Data records ::
--- BEGIN ---
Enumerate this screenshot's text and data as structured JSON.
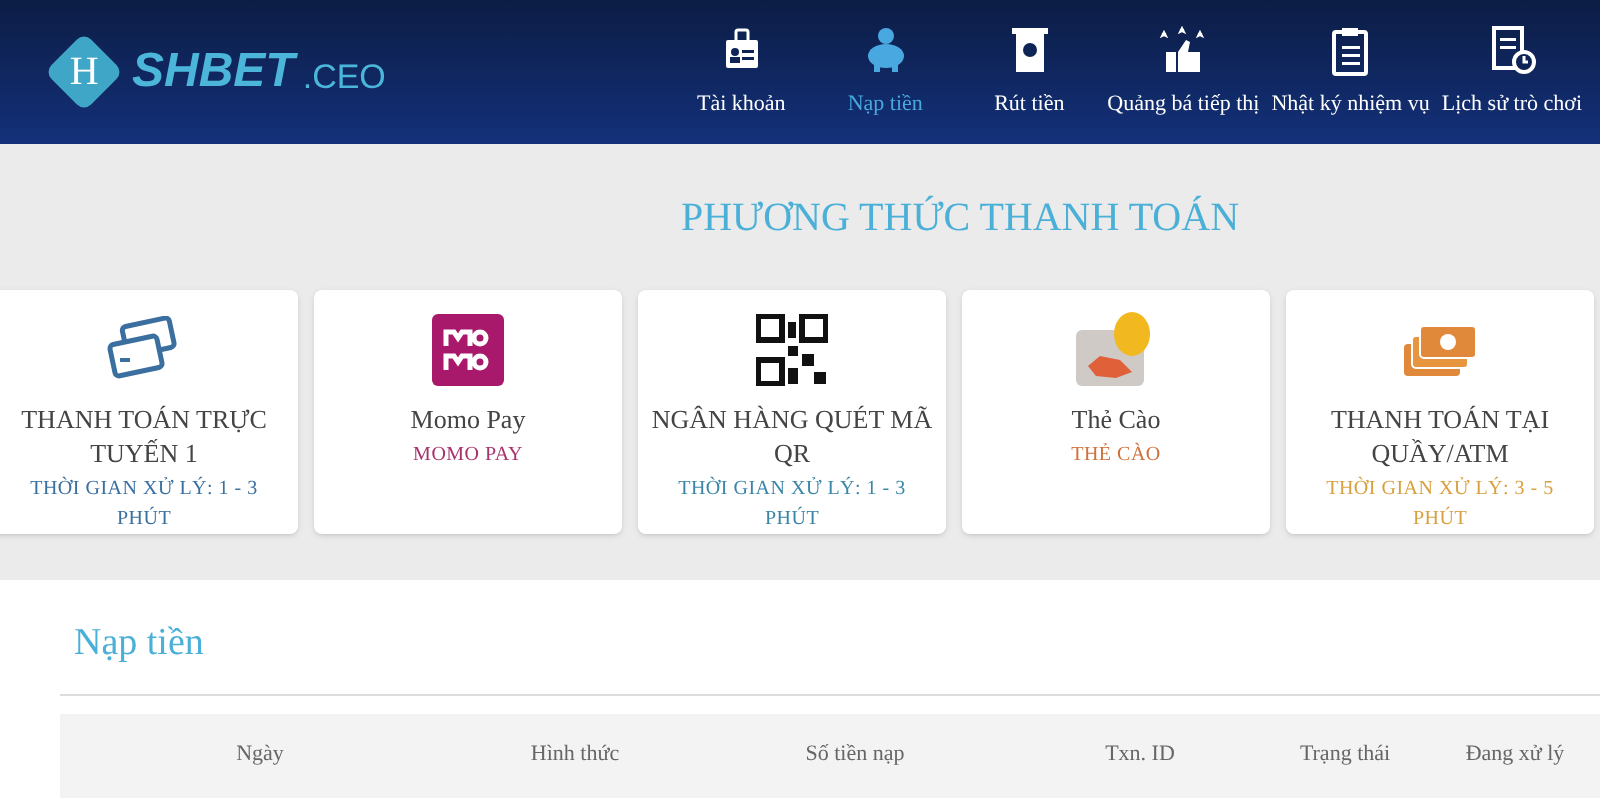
{
  "header": {
    "logo": {
      "mark": "H",
      "name": "SHBET",
      "suffix": ".CEO"
    },
    "nav": [
      {
        "kind": "account",
        "label": "Tài khoản",
        "selected": false
      },
      {
        "kind": "piggy",
        "label": "Nạp tiền",
        "selected": true
      },
      {
        "kind": "atm",
        "label": "Rút tiền",
        "selected": false
      },
      {
        "kind": "thumbs",
        "label": "Quảng bá tiếp thị",
        "selected": false
      },
      {
        "kind": "clipboard",
        "label": "Nhật ký nhiệm vụ",
        "selected": false
      },
      {
        "kind": "history",
        "label": "Lịch sử trò chơi",
        "selected": false
      }
    ]
  },
  "title": "PHƯƠNG THỨC THANH TOÁN",
  "methods": [
    {
      "kind": "cards",
      "name": "THANH TOÁN TRỰC TUYẾN 1",
      "note": "THỜI GIAN XỬ LÝ: 1 - 3 PHÚT",
      "color": "#3a6fa0"
    },
    {
      "kind": "momo",
      "name": "Momo Pay",
      "note": "MOMO PAY",
      "color": "#a8326e"
    },
    {
      "kind": "qr",
      "name": "NGÂN HÀNG QUÉT MÃ QR",
      "note": "THỜI GIAN XỬ LÝ: 1 - 3 PHÚT",
      "color": "#3a85a8"
    },
    {
      "kind": "scratch",
      "name": "Thẻ Cào",
      "note": "THẺ CÀO",
      "color": "#d0703a"
    },
    {
      "kind": "cash",
      "name": "THANH TOÁN TẠI QUẦY/ATM",
      "note": "THỜI GIAN XỬ LÝ: 3 - 5 PHÚT",
      "color": "#d9a040"
    }
  ],
  "deposit": {
    "title": "Nạp tiền",
    "columns": [
      "Ngày",
      "Hình thức",
      "Số tiền nạp",
      "Txn. ID",
      "Trạng thái",
      "Đang xử lý"
    ]
  }
}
--- END ---
Written instruction :: Repeat the material above in full and exactly, apart from the pictures.

Final result ::
Enumerate this screenshot's text and data as structured JSON.
{
  "header": {
    "logo": {
      "mark": "H",
      "name": "SHBET",
      "suffix": ".CEO"
    },
    "nav": [
      {
        "kind": "account",
        "label": "Tài khoản",
        "selected": false
      },
      {
        "kind": "piggy",
        "label": "Nạp tiền",
        "selected": true
      },
      {
        "kind": "atm",
        "label": "Rút tiền",
        "selected": false
      },
      {
        "kind": "thumbs",
        "label": "Quảng bá tiếp thị",
        "selected": false
      },
      {
        "kind": "clipboard",
        "label": "Nhật ký nhiệm vụ",
        "selected": false
      },
      {
        "kind": "history",
        "label": "Lịch sử trò chơi",
        "selected": false
      }
    ]
  },
  "title": "PHƯƠNG THỨC THANH TOÁN",
  "methods": [
    {
      "kind": "cards",
      "name": "THANH TOÁN TRỰC TUYẾN 1",
      "note": "THỜI GIAN XỬ LÝ: 1 - 3 PHÚT",
      "color": "#3a6fa0"
    },
    {
      "kind": "momo",
      "name": "Momo Pay",
      "note": "MOMO PAY",
      "color": "#a8326e"
    },
    {
      "kind": "qr",
      "name": "NGÂN HÀNG QUÉT MÃ QR",
      "note": "THỜI GIAN XỬ LÝ: 1 - 3 PHÚT",
      "color": "#3a85a8"
    },
    {
      "kind": "scratch",
      "name": "Thẻ Cào",
      "note": "THẺ CÀO",
      "color": "#d0703a"
    },
    {
      "kind": "cash",
      "name": "THANH TOÁN TẠI QUẦY/ATM",
      "note": "THỜI GIAN XỬ LÝ: 3 - 5 PHÚT",
      "color": "#d9a040"
    }
  ],
  "deposit": {
    "title": "Nạp tiền",
    "columns": [
      "Ngày",
      "Hình thức",
      "Số tiền nạp",
      "Txn. ID",
      "Trạng thái",
      "Đang xử lý"
    ]
  }
}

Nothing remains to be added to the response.